(Veiculado pelo Correio da Cidadania a partir de 24/07/15)
por Paulo Metri – Conselheiro do Clube de Engenharia e colunista do Correio da Cidadania
Este senador apresentou o projeto de lei 131, que retira da Petrobrás a condição de operadora única do Pré-Sal e a obrigatoriedade desta deter no mínimo 30% de qualquer consórcio que arremate bloco nesta área. Ambas as determinações estão estabelecidas na lei 12.351, que rege os contratos de partilha. Em defesa de seu projeto, escreveu o artigo “O petróleo e as moedas imaginárias”, publicado em O Globo, em 23/7/15, no qual agride a lógica e o interesse nacional com algumas bordoadas.
A primeira delas, que todo tucano costuma citar, porque convence o desavisado, é a seguinte: “Entre 1997 e 2010, sob o regime de concessão introduzido no governo FHC, a produção da Petrobras cresceu 2,5 vezes, de 800 mil para 2 milhões de barris/dia. Desde 2010, quando foi aprovado o regime de partilha, o aumento foi de pífios 18%, apesar de a companhia ter recebido a maior capitalização da história e ter contraído uma dívida equivalente a cinco vezes a sua geração anual de caixa …”
——
* _Objetivo A_: No texto sobre a Petrobrás e o Pré-Sal, liste todas as quantidades numéricas, excluídos os anos, que aparecem no trecho entre aspas que começa em "Entre 1997 e 2010".

[Dados de disposição espacial]
——
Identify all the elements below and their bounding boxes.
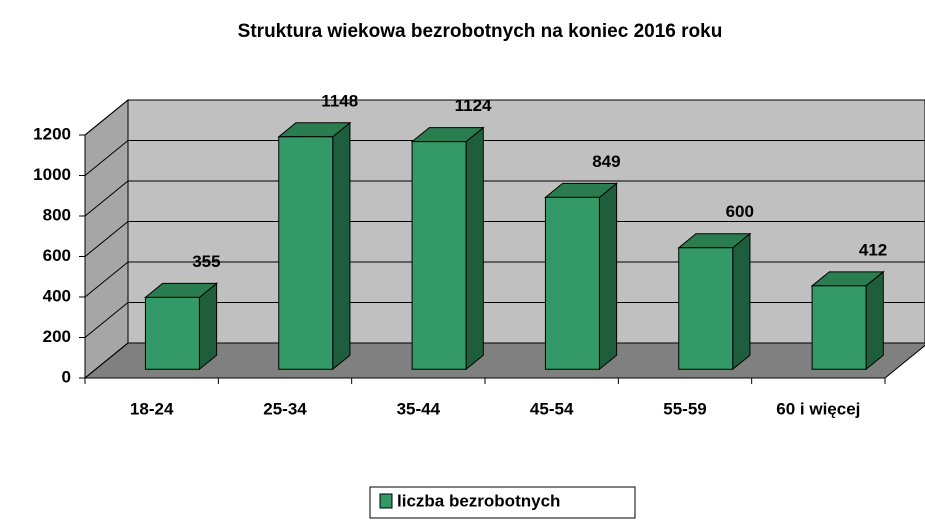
y-tick-label: 600: [43, 246, 71, 265]
y-tick-label: 0: [62, 367, 71, 386]
bar: [410, 126, 485, 371]
value-label: 355: [192, 252, 220, 271]
grid-line: [84, 140, 925, 176]
value-label: 849: [592, 152, 620, 171]
bar: [677, 232, 752, 371]
grid-line: [84, 342, 925, 379]
bar: [544, 182, 619, 371]
y-tick-label: 1000: [33, 165, 71, 184]
x-tick-label: 35-44: [397, 399, 441, 418]
bar-front: [278, 136, 334, 370]
bar-side: [732, 232, 751, 371]
value-label: 600: [726, 202, 754, 221]
bar-front: [811, 285, 867, 370]
legend-label: liczba bezrobotnych: [397, 491, 560, 510]
bar-side: [198, 282, 218, 371]
bar-side: [598, 182, 618, 371]
legend-swatch: [379, 493, 393, 509]
bar-side: [332, 121, 351, 371]
bar-front: [678, 247, 734, 370]
value-label: 1124: [455, 96, 492, 115]
y-tick-label: 400: [43, 286, 71, 305]
x-tick-label: 60 i więcej: [776, 399, 860, 418]
grid-line: [84, 221, 925, 257]
chart-title: Struktura wiekowa bezrobotnych na koniec…: [238, 21, 723, 42]
bar: [144, 282, 219, 371]
grid-line: [84, 302, 925, 338]
x-tick-label: 18-24: [130, 399, 174, 418]
grid-line: [84, 99, 925, 136]
value-label: 412: [859, 240, 887, 259]
legend-box: [369, 486, 636, 519]
bar: [810, 270, 885, 371]
x-tick-label: 45-54: [530, 399, 574, 418]
grid-line: [84, 261, 925, 298]
bar-side: [865, 270, 884, 371]
bar-side: [465, 126, 484, 371]
y-tick-label: 1200: [33, 124, 71, 143]
bar: [277, 121, 352, 371]
x-tick-label: 25-34: [263, 399, 307, 418]
y-tick-label: 800: [43, 205, 71, 224]
bar-front: [144, 296, 200, 370]
x-tick-label: 55-59: [663, 399, 706, 418]
bar-front: [544, 196, 600, 370]
grid-line: [84, 180, 925, 217]
bar-front: [411, 141, 467, 370]
value-label: 1148: [321, 91, 358, 110]
y-tick-label: 200: [43, 327, 71, 346]
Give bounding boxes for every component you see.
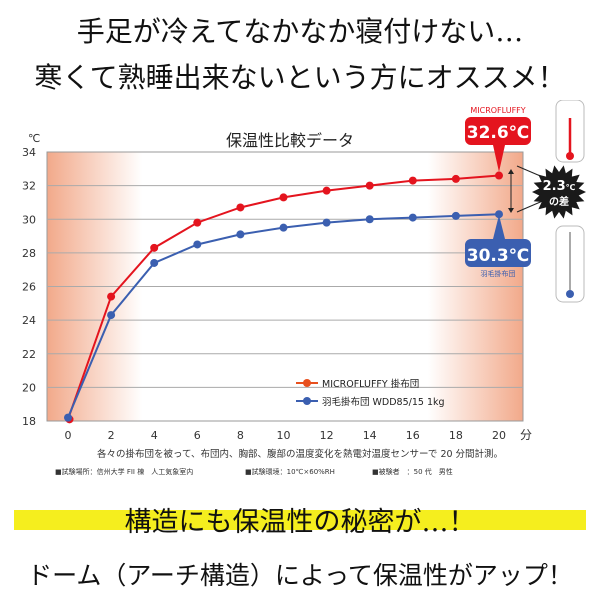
data-point-0 [365,181,374,190]
x-tick-label: 12 [320,429,334,442]
data-point-0 [408,176,417,185]
legend: MICROFLUFFY 掛布団 羽毛掛布団 WDD85/15 1kg [296,378,445,408]
y-tick-label: 22 [22,348,36,361]
blue-callout-value: 30.3℃ [467,246,530,266]
data-point-1 [193,240,202,249]
red-callout-label: MICROFLUFFY [470,106,525,115]
x-tick-label: 18 [449,429,463,442]
data-point-1 [150,258,159,267]
footer-line2: ドーム（アーチ構造）によって保温性がアップ！ [27,561,573,590]
diff-starburst [532,165,586,219]
y-tick-label: 20 [22,381,36,394]
data-point-1 [408,213,417,222]
x-unit: 分 [520,428,532,442]
thermometer-red-icon [555,100,585,163]
x-tick-label: 4 [151,429,158,442]
y-tick-label: 34 [22,146,36,159]
y-tick-label: 18 [22,415,36,428]
y-tick-label: 24 [22,314,36,327]
x-tick-label: 2 [108,429,115,442]
data-point-1 [279,223,288,232]
x-tick-label: 8 [237,429,244,442]
y-tick-label: 28 [22,247,36,260]
y-unit: ℃ [28,132,40,145]
x-tick-label: 20 [492,429,506,442]
data-point-1 [322,218,331,227]
data-point-0 [193,218,202,227]
y-tick-label: 26 [22,281,36,294]
legend-label-red: MICROFLUFFY 掛布団 [322,378,419,390]
thermometer-blue-icon [555,225,585,303]
footer-line1: 構造にも保温性の秘密が…！ [124,507,476,538]
note-environment: ■試験環境：10℃×60%RH [245,467,335,476]
headline-line2: 寒くて熟睡出来ないという方にオススメ！ [34,61,566,94]
data-point-1 [64,413,72,422]
data-point-1 [365,215,374,224]
data-point-1 [495,210,503,219]
legend-marker-blue [303,397,311,405]
data-point-0 [150,243,159,252]
red-callout [465,117,531,172]
note-subject: ■被験者 ：50 代 男性 [372,467,453,476]
red-callout-value: 32.6℃ [467,123,530,143]
x-tick-label: 10 [277,429,291,442]
x-tick-label: 16 [406,429,420,442]
x-tick-label: 6 [194,429,201,442]
data-point-0 [279,193,288,202]
headline-line1: 手足が冷えてなかなか寝付けない… [76,15,524,48]
blue-callout [465,215,531,267]
legend-marker-red [303,379,311,387]
data-point-0 [495,171,503,180]
highlight-bar [14,510,586,530]
y-tick-label: 30 [22,213,36,226]
data-point-0 [322,186,331,195]
data-point-0 [236,203,245,212]
diff-suffix: の差 [549,195,569,208]
chart-caption: 各々の掛布団を被って、布団内、胸部、腹部の温度変化を熱電対温度センサーで 20 … [97,448,503,460]
data-point-1 [236,230,245,239]
data-point-0 [451,174,460,183]
y-tick-label: 32 [22,180,36,193]
data-point-1 [107,311,116,320]
blue-callout-label: 羽毛掛布団 [481,269,516,278]
chart-title: 保温性比較データ [226,131,354,150]
x-tick-label: 0 [65,429,72,442]
diff-value: 2.3℃ [543,179,576,194]
x-tick-label: 14 [363,429,377,442]
data-point-1 [451,211,460,220]
note-location: ■試験場所：信州大学 FII 棟 人工気象室内 [55,467,193,476]
legend-label-blue: 羽毛掛布団 WDD85/15 1kg [322,396,445,408]
data-point-0 [107,292,116,301]
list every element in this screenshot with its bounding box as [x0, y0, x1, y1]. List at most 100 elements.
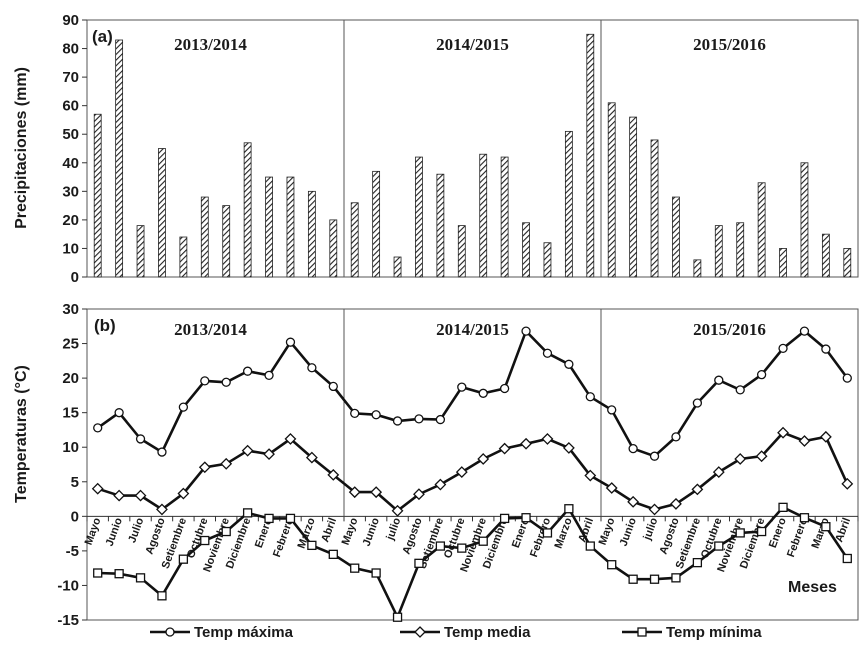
temp-max-point — [307, 363, 317, 373]
temp-media-point — [241, 444, 254, 457]
temp-max-point — [778, 343, 788, 354]
precip-bar — [393, 256, 402, 278]
temp-min-point — [649, 574, 660, 584]
temp-media-point — [305, 451, 318, 464]
temp-min-point — [93, 568, 103, 578]
precip-bar — [350, 202, 359, 278]
temp-min-point — [178, 554, 189, 564]
temp-media-point — [370, 486, 383, 499]
month-label: Junio — [618, 516, 639, 548]
temp-max-point — [242, 366, 253, 376]
temp-media-point — [648, 503, 661, 516]
precip-bar — [93, 113, 102, 278]
precip-bar — [329, 219, 338, 278]
precip-bar — [522, 222, 530, 278]
panel-b-y-axis-title: Temperaturas (°C) — [13, 365, 30, 503]
temp-max-point — [93, 423, 103, 433]
precip-bar — [436, 173, 445, 278]
temp-min-point — [114, 569, 124, 579]
temp-min-point — [435, 541, 446, 551]
temp-max-point — [478, 388, 488, 398]
temp-media-point — [541, 433, 554, 445]
precip-bar — [800, 162, 809, 278]
temp-media-point — [156, 503, 168, 516]
month-label: Mayo — [83, 516, 104, 547]
panel-a-ytick-label: 90 — [62, 12, 79, 29]
temp-max-point — [135, 434, 146, 444]
temp-min-point — [607, 560, 617, 570]
panel-a-ytick-label: 40 — [62, 155, 79, 172]
temp-media-point — [198, 461, 211, 474]
precip-bar — [265, 176, 273, 278]
temp-max-point — [671, 432, 681, 442]
panel-b-frame — [86, 308, 859, 621]
temp-min-point — [350, 563, 360, 573]
panel-a-ytick-label: 70 — [62, 69, 79, 86]
panel-b-period-label: 2013/2014 — [174, 320, 247, 339]
temp-media-point — [605, 482, 618, 494]
temp-media-point — [562, 441, 575, 454]
precip-bar — [543, 242, 552, 278]
temp-min-point — [264, 513, 274, 524]
temp-min-point — [821, 522, 831, 532]
temp-max-point — [435, 414, 446, 425]
precip-bar — [136, 225, 145, 278]
temp-max-point — [499, 383, 510, 394]
month-label: Julio — [126, 516, 146, 544]
temp-max-point — [649, 451, 660, 461]
panel-b-ytick-label: -15 — [57, 612, 79, 629]
panel-b-ytick-label: 0 — [71, 508, 79, 525]
panel-a-ytick-label: 50 — [62, 126, 79, 143]
panel-a-ytick-label: 20 — [62, 212, 79, 229]
temp-media-point — [712, 466, 725, 479]
legend-marker-temp-media — [414, 626, 426, 638]
temp-max-point — [521, 326, 531, 336]
temp-max-point — [842, 373, 852, 383]
temp-min-point — [285, 513, 296, 524]
temp-max-point — [714, 375, 724, 385]
panel-b-label: (b) — [94, 316, 116, 335]
temp-min-point — [564, 504, 574, 514]
temp-min-point — [371, 568, 381, 578]
precip-bar — [307, 190, 316, 278]
temp-media-point — [477, 453, 490, 465]
temp-max-point — [821, 344, 831, 354]
temp-media-point — [691, 483, 704, 496]
panel-b-ytick-label: 5 — [71, 474, 79, 491]
temp-media-point — [520, 437, 532, 450]
month-label: Agosto — [144, 516, 168, 556]
temp-media-point — [841, 477, 854, 490]
temp-min-point — [714, 541, 724, 551]
temp-max-point — [457, 382, 467, 392]
panel-b-ytick-label: 15 — [62, 405, 79, 422]
temp-max-point — [221, 377, 231, 387]
temp-max-point — [200, 376, 210, 386]
temp-min-point — [157, 591, 167, 601]
panel-a-label: (a) — [92, 27, 113, 46]
temp-min-point — [221, 526, 231, 537]
temp-media-point — [755, 450, 768, 463]
precip-bar — [179, 236, 188, 278]
temp-min-point — [842, 553, 852, 564]
temp-media-point — [284, 433, 297, 445]
panel-b-ytick-label: 10 — [62, 439, 79, 456]
temp-max-point — [264, 370, 274, 380]
temp-min-point — [628, 574, 638, 584]
precip-bar — [372, 170, 381, 278]
panel-b-ytick-label: -5 — [66, 543, 79, 560]
temp-media-point — [391, 504, 404, 517]
panel-b-ytick-label: 20 — [62, 370, 79, 387]
temp-media-point — [327, 468, 340, 481]
precip-bar — [650, 139, 659, 278]
precip-bar — [629, 116, 638, 278]
panel-b-ytick-label: 25 — [62, 336, 79, 353]
legend-marker-temp-min — [637, 627, 647, 637]
panel-a-period-label: 2014/2015 — [436, 35, 509, 54]
temp-max-point — [564, 359, 574, 369]
temp-min-point — [499, 513, 510, 524]
temp-max-point — [756, 370, 767, 380]
temp-max-point — [799, 326, 810, 336]
temp-max-point — [392, 416, 403, 426]
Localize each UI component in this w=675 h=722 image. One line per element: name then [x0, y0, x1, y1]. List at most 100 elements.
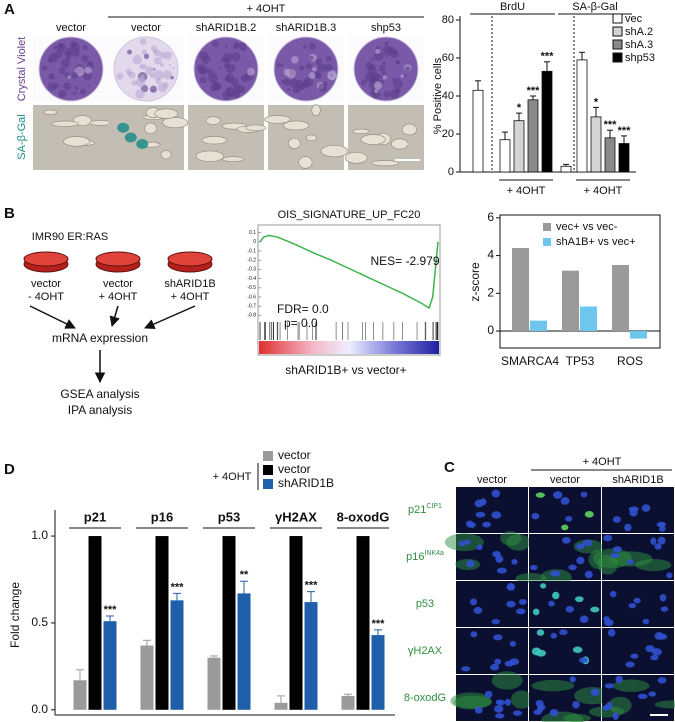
nucleus — [576, 543, 585, 550]
bar — [527, 99, 539, 173]
y-tick-label: 20 — [442, 128, 454, 140]
nucleus — [590, 606, 600, 613]
nucleus — [630, 653, 639, 659]
bar — [237, 593, 251, 710]
colony — [240, 74, 250, 83]
colony — [373, 81, 383, 90]
row-label-name: 8-oxodG — [404, 692, 446, 704]
colony — [315, 72, 322, 80]
bar — [155, 536, 169, 710]
cell — [144, 122, 158, 135]
y-tick-label: -0.1 — [247, 248, 256, 254]
nucleus — [579, 657, 588, 663]
bar — [513, 120, 525, 173]
nucleus — [657, 536, 666, 545]
y-axis-label: Fold change — [8, 582, 22, 648]
colony — [76, 48, 80, 52]
colony — [139, 38, 147, 45]
legend-swatch — [263, 479, 273, 489]
legend-swatch — [612, 52, 623, 63]
nucleus — [584, 570, 593, 579]
colony — [373, 51, 384, 61]
colony — [143, 53, 150, 60]
colony — [367, 66, 377, 76]
colony — [212, 82, 221, 91]
nucleus — [603, 534, 613, 542]
y-tick-label: 0 — [487, 323, 494, 337]
chart-title: OIS_SIGNATURE_UP_FC20 — [278, 209, 421, 221]
dish-label: vector — [103, 278, 133, 290]
nucleus — [530, 564, 538, 571]
nucleus — [549, 709, 559, 717]
nucleus — [562, 536, 571, 544]
colony — [370, 57, 374, 61]
group-label: γH2AX — [275, 509, 317, 524]
colony — [286, 68, 296, 79]
cell — [352, 128, 370, 135]
colony — [383, 90, 391, 98]
nucleus — [496, 567, 507, 574]
colony — [225, 45, 228, 49]
y-tick-label: 4 — [487, 248, 494, 262]
group-label: p53 — [218, 509, 240, 524]
bar — [88, 536, 102, 710]
legend-label: vec — [625, 13, 643, 25]
bar — [472, 89, 484, 173]
sa-gal-stain — [136, 139, 149, 149]
colony — [229, 52, 232, 56]
nucleus — [648, 691, 656, 697]
colony — [127, 49, 133, 55]
bar — [618, 143, 630, 173]
bar — [499, 139, 511, 173]
nucleus — [609, 590, 617, 598]
colony — [172, 66, 175, 70]
nucleus — [572, 700, 580, 709]
colony — [305, 63, 313, 70]
nucleus — [559, 629, 568, 636]
cell — [320, 145, 349, 158]
legend-swatch — [263, 465, 273, 475]
colony — [47, 82, 57, 92]
nucleus — [629, 509, 638, 517]
panel-label: B — [4, 205, 15, 222]
row-label-sup: INK4a — [424, 550, 444, 557]
nucleus — [474, 706, 483, 714]
colony — [393, 50, 397, 54]
x-tick-label: ROS — [617, 354, 643, 368]
row-label: 8-oxodG — [404, 692, 446, 704]
nucleus — [660, 606, 669, 612]
annotation: NES= -2.979 — [370, 254, 439, 268]
nucleus — [540, 583, 547, 589]
nucleus — [569, 676, 576, 683]
colony — [72, 50, 80, 58]
colony — [282, 78, 291, 87]
dish-label: shARID1B — [164, 278, 215, 290]
bar — [576, 59, 588, 173]
colony — [116, 72, 124, 80]
nucleus — [642, 618, 650, 625]
nucleus — [605, 702, 613, 710]
colony — [316, 62, 320, 65]
colony — [233, 41, 240, 48]
colony — [280, 63, 284, 67]
group-label: SA-β-Gal — [572, 1, 617, 13]
dish-top — [167, 251, 213, 267]
colony — [308, 60, 311, 63]
colony — [61, 58, 70, 68]
colony — [64, 52, 68, 55]
nucleus — [518, 598, 527, 605]
colony — [48, 73, 56, 80]
y-tick-label: 2 — [487, 285, 494, 299]
colony — [302, 45, 307, 49]
bar — [580, 306, 597, 332]
colony — [74, 86, 79, 90]
sa-gal-stain — [117, 122, 130, 133]
colony — [67, 75, 71, 79]
nucleus — [536, 649, 546, 657]
column-label: vector — [550, 474, 580, 486]
nucleus — [476, 544, 483, 551]
bar — [140, 645, 154, 710]
nucleus — [550, 632, 558, 639]
bar — [612, 264, 629, 332]
y-tick-label: 0 — [448, 166, 454, 178]
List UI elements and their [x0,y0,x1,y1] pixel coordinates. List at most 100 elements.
——
* _Objetivo B_: Apresente como tabela Markdown, com as colunas Nº e Linha da entrada, as linhas das entradas que começam na que contém "nucleus — [576, 543, 585, 550]" e terminam na que contém "chart-title: OIS_SIGNATURE_UP_FC20 —", incluídas as duas.

* _Resposta A_:
- 2,5 vezes
- 800 mil (barris/dia)
- 2 milhões de barris/dia
- 18%
- cinco vezes

* _Resposta B_:
| Nº | Linha da entrada |
|---|---|
| 1 | nucleus — [576, 543, 585, 550] |
| 2 | bar — [527, 99, 539, 173] |
| 3 | y-tick-label: 20 — [442, 128, 454, 140] |
| 4 | nucleus — [590, 606, 600, 613] |
| 5 | nucleus — [630, 653, 639, 659] |
| 6 | bar — [237, 593, 251, 710] |
| 7 | colony — [240, 74, 250, 83] |
| 8 | colony — [373, 81, 383, 90] |
| 9 | row-label-name: 8-oxodG — [404, 692, 446, 704] |
| 10 | colony — [315, 72, 322, 80] |
| 11 | bar — [155, 536, 169, 710] |
| 12 | cell — [144, 122, 158, 135] |
| 13 | y-tick-label: -0.1 — [247, 248, 256, 254] |
| 14 | nucleus — [579, 657, 588, 663] |
| 15 | bar — [513, 120, 525, 173] |
| 16 | nucleus — [657, 536, 666, 545] |
| 17 | y-axis-label: Fold change — [8, 582, 22, 648] |
| 18 | colony — [76, 48, 80, 52] |
| 19 | colony — [139, 38, 147, 45] |
| 20 | legend-swatch — [263, 479, 273, 489] |
| 21 | legend-swatch — [612, 52, 623, 63] |
| 22 | nucleus — [584, 570, 593, 579] |
| 23 | colony — [373, 51, 384, 61] |
| 24 | colony — [143, 53, 150, 60] |
| 25 | colony — [367, 66, 377, 76] |
| 26 | colony — [212, 82, 221, 91] |
| 27 | nucleus — [603, 534, 613, 542] |
| 28 | y-tick-label: 0 — [487, 323, 494, 337] |
| 29 | chart-title: OIS_SIGNATURE_UP_FC20 — [278, 209, 421, 221] |